## WHAT IS EXPECTED
Search the records that follow and extract every line containing the string "Indikatoren".

## INFORMATION GIVEN
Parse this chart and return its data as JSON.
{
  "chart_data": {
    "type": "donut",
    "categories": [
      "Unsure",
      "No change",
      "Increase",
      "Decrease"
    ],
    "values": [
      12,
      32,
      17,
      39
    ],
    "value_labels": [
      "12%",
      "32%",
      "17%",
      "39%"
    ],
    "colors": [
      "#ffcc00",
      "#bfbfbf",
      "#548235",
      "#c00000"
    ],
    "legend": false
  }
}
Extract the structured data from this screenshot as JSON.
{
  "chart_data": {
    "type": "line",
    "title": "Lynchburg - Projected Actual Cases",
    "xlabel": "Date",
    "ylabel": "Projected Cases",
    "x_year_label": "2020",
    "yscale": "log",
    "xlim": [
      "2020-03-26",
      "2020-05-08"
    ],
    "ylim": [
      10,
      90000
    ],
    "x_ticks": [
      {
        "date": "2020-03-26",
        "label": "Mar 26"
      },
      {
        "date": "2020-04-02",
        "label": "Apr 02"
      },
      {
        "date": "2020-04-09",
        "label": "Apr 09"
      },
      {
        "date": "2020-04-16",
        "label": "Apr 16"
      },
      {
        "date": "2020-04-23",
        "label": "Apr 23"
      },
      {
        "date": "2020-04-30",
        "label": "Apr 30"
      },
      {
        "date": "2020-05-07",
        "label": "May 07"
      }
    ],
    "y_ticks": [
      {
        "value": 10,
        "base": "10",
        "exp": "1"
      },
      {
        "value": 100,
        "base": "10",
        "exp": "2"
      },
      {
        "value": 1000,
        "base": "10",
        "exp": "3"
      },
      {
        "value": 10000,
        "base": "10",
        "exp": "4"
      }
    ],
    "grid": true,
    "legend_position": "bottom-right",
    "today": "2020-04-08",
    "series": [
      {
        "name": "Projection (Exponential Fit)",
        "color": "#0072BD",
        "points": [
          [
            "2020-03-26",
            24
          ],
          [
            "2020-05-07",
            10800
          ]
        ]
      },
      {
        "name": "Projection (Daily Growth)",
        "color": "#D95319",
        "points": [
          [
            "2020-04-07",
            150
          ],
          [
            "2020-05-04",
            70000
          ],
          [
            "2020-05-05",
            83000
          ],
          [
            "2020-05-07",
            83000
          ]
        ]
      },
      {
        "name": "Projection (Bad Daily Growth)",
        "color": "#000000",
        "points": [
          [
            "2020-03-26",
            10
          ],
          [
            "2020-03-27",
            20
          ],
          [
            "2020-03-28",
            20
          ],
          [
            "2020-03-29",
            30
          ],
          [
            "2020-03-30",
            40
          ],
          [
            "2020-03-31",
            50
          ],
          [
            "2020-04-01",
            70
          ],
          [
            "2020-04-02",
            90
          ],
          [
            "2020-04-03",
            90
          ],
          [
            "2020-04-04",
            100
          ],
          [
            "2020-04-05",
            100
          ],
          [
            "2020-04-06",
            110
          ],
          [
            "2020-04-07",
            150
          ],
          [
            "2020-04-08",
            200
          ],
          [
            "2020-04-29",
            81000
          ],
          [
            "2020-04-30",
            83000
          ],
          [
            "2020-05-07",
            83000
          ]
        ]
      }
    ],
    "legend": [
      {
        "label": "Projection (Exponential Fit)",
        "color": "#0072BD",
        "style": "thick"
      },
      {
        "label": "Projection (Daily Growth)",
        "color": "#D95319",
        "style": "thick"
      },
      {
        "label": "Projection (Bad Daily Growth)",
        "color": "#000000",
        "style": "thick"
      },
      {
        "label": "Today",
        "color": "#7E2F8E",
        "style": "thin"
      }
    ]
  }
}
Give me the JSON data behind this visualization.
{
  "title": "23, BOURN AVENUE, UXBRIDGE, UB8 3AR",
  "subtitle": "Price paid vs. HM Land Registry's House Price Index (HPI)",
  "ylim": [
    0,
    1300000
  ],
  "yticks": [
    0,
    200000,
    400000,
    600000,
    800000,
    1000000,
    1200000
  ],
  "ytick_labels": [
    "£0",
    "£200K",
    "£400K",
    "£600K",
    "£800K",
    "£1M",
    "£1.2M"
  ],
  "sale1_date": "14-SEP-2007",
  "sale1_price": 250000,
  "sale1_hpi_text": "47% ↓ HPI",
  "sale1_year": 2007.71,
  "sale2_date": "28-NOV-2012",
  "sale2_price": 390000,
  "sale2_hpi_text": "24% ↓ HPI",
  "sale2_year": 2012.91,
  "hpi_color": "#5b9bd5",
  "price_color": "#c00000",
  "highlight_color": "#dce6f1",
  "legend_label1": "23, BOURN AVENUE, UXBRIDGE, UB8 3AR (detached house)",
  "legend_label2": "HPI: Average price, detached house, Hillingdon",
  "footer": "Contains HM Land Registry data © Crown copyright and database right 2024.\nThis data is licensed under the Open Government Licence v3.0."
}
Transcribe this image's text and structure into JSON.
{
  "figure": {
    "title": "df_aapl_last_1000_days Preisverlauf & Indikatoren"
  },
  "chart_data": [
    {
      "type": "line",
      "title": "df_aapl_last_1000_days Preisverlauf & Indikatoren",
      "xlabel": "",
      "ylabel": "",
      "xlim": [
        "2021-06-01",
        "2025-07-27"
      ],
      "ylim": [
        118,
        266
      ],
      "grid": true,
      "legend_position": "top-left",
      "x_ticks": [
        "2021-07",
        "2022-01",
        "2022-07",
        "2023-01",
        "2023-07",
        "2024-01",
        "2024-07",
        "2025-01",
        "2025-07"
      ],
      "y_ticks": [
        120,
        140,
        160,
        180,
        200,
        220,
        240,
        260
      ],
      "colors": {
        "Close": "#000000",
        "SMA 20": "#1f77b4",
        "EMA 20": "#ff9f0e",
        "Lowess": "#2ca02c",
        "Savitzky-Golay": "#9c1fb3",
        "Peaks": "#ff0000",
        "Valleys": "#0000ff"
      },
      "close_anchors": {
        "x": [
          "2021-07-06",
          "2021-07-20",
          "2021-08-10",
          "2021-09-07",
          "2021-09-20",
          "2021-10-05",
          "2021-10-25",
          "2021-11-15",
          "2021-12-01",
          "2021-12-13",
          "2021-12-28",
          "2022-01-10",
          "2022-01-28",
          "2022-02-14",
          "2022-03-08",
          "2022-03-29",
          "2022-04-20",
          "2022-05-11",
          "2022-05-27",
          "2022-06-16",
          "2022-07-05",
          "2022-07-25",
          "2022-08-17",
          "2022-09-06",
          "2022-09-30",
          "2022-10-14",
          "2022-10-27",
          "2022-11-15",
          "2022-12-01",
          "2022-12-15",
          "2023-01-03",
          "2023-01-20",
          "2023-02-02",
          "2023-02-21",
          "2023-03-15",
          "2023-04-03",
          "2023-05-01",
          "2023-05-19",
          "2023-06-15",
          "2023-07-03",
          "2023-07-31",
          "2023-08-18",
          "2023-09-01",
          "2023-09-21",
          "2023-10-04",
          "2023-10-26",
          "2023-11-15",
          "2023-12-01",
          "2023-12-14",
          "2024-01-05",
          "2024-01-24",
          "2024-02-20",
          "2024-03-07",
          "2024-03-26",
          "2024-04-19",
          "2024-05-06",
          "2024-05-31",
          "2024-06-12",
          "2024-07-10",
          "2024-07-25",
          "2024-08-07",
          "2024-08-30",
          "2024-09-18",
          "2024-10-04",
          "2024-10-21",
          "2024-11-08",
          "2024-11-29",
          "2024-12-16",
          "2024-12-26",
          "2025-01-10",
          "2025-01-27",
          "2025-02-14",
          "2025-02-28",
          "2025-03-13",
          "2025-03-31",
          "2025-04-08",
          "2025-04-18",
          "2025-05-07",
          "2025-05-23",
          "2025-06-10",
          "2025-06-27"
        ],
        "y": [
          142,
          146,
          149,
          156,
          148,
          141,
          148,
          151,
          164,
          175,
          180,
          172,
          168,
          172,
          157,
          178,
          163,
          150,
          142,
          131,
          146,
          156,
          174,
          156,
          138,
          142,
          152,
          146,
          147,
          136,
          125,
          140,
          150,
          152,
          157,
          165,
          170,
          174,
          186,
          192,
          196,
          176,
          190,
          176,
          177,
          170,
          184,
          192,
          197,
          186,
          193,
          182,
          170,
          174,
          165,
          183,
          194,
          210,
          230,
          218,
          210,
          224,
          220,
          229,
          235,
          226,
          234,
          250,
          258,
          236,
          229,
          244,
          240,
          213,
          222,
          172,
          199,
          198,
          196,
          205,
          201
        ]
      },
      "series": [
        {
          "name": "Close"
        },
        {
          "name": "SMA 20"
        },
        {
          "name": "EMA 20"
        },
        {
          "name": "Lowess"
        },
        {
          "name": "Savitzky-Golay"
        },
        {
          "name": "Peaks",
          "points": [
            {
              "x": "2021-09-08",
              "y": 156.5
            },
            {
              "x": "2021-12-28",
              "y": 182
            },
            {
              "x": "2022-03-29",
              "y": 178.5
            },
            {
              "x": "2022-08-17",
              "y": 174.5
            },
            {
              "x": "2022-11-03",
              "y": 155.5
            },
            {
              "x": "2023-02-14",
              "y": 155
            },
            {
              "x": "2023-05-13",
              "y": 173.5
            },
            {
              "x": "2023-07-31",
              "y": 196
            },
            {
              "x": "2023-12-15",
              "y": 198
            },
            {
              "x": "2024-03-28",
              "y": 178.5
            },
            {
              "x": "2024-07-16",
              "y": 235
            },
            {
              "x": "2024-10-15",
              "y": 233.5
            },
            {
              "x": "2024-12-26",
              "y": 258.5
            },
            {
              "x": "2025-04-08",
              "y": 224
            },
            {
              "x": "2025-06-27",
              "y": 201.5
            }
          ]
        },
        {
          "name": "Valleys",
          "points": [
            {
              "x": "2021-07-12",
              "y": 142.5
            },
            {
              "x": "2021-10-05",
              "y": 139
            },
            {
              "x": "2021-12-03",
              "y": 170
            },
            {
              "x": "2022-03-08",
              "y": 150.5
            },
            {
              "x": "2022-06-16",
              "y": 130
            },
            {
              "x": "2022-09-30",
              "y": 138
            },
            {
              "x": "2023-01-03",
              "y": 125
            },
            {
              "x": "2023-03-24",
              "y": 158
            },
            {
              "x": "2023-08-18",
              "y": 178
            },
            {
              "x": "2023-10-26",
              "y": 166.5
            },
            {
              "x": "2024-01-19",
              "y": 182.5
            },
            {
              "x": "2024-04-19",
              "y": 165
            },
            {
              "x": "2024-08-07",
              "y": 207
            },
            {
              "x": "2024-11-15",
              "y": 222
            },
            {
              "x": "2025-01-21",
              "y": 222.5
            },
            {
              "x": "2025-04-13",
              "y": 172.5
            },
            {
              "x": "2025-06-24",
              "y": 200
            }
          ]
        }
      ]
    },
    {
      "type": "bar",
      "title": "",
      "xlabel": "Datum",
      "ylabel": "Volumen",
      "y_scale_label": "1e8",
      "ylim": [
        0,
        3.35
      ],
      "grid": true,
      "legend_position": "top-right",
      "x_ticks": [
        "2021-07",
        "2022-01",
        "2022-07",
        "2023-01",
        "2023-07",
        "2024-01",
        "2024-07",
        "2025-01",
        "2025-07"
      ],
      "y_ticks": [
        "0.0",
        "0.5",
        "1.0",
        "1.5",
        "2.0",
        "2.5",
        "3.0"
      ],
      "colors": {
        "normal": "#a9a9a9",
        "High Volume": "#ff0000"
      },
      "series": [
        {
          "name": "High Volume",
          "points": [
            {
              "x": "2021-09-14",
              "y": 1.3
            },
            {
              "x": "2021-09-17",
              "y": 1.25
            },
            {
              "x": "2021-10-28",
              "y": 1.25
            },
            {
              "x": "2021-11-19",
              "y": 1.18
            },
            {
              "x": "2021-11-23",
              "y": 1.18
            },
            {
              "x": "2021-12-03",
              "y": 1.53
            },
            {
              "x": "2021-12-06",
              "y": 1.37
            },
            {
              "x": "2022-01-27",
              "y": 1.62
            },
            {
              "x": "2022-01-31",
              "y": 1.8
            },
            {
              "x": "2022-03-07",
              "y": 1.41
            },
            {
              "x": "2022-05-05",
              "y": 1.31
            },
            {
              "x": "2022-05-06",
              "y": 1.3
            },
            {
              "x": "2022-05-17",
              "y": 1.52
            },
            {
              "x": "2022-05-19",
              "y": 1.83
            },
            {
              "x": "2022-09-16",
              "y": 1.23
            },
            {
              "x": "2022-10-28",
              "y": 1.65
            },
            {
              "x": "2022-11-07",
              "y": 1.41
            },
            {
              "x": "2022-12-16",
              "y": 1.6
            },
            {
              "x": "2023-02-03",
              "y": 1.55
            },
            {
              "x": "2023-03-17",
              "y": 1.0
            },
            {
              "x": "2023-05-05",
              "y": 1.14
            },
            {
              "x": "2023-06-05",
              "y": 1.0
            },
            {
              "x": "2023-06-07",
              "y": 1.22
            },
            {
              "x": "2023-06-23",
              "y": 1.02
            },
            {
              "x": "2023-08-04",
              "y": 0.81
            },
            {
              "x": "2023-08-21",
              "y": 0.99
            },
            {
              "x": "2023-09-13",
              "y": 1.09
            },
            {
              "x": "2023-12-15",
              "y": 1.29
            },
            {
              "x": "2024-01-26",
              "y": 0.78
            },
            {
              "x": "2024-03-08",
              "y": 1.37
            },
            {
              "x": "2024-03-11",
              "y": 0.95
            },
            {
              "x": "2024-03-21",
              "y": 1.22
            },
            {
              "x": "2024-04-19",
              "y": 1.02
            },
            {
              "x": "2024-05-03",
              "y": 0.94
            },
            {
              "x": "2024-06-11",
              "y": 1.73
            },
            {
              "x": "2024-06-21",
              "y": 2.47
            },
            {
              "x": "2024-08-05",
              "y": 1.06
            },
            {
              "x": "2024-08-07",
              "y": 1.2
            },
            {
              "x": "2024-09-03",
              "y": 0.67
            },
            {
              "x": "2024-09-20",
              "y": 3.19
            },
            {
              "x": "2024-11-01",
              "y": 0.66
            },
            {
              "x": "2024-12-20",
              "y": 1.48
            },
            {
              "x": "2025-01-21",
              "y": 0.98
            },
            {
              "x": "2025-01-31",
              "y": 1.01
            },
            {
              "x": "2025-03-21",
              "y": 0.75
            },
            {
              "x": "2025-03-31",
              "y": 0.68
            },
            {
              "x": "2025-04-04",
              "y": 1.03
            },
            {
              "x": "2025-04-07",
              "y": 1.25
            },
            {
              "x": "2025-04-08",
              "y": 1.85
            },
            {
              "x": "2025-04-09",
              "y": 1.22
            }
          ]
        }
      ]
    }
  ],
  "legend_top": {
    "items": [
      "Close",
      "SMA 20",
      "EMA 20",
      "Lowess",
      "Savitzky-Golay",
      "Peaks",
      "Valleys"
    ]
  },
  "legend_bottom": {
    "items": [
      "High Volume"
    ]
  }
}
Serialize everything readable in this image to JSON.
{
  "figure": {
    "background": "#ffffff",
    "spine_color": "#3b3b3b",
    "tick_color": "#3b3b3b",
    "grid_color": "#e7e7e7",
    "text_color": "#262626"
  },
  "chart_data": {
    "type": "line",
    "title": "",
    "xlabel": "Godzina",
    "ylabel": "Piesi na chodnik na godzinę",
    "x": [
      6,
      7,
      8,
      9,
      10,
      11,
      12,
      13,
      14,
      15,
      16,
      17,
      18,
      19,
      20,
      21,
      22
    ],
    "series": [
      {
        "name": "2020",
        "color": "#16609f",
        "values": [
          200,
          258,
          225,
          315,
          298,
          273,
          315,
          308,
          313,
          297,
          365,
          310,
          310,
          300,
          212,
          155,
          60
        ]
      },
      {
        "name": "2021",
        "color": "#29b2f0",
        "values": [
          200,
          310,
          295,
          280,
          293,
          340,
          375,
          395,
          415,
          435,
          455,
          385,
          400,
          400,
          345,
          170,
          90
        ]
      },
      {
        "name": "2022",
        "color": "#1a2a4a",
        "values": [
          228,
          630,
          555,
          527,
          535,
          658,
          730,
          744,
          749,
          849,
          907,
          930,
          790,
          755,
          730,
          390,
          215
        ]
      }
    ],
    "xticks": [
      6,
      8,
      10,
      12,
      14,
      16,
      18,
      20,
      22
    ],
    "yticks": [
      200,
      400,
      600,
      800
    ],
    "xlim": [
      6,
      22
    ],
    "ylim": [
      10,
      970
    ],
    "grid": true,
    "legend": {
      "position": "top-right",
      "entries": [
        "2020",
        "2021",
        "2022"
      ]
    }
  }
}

## REPLY
    "title": "df_aapl_last_1000_days Preisverlauf & Indikatoren"
      "title": "df_aapl_last_1000_days Preisverlauf & Indikatoren",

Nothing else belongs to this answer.